▶ THE EXERCISE
Print the listing that follows, character for character.

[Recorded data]
##############################

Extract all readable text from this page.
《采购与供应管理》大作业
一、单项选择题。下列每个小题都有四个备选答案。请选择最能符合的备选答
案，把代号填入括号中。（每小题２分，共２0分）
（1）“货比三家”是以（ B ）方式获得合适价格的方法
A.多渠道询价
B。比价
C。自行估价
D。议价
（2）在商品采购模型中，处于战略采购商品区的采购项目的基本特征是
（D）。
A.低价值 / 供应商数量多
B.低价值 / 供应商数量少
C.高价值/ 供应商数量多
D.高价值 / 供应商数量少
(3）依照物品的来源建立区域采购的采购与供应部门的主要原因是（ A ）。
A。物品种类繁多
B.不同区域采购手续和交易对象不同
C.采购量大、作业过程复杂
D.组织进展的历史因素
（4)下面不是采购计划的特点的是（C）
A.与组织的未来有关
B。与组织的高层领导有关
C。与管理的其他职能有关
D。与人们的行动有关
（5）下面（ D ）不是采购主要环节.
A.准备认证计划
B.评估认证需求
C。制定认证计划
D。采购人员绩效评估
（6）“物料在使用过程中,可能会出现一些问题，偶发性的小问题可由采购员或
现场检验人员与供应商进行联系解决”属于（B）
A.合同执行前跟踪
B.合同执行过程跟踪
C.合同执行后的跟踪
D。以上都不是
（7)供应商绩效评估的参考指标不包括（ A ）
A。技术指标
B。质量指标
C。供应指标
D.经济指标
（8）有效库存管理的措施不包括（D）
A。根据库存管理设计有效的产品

##############################

▶ SOLVED EXERCISE
Extract all readable text from this page.
《采购与供应管理》大作业
一、单项选择题。下列每个小题都有四个备选答案。请选择最能符合的备选答
案，把代号填入括号中。（每小题２分，共２0分）
（1）“货比三家”是以（ B ）方式获得合适价格的方法
A.多渠道询价
B。比价
C。自行估价
D。议价
（2）在商品采购模型中，处于战略采购商品区的采购项目的基本特征是
（D）。
A.低价值 / 供应商数量多
B.低价值 / 供应商数量少
C.高价值/ 供应商数量多
D.高价值 / 供应商数量少
(3）依照物品的来源建立区域采购的采购与供应部门的主要原因是（ A ）。
A。物品种类繁多
B.不同区域采购手续和交易对象不同
C.采购量大、作业过程复杂
D.组织进展的历史因素
（4)下面不是采购计划的特点的是（C）
A.与组织的未来有关
B。与组织的高层领导有关
C。与管理的其他职能有关
D。与人们的行动有关
（5）下面（ D ）不是采购主要环节.
A.准备认证计划
B.评估认证需求
C。制定认证计划
D。采购人员绩效评估
（6）“物料在使用过程中,可能会出现一些问题，偶发性的小问题可由采购员或
现场检验人员与供应商进行联系解决”属于（B）
A.合同执行前跟踪
B.合同执行过程跟踪
C.合同执行后的跟踪
D。以上都不是
（7)供应商绩效评估的参考指标不包括（ A ）
A。技术指标
B。质量指标
C。供应指标
D.经济指标
（8）有效库存管理的措施不包括（D）
A。根据库存管理设计有效的产品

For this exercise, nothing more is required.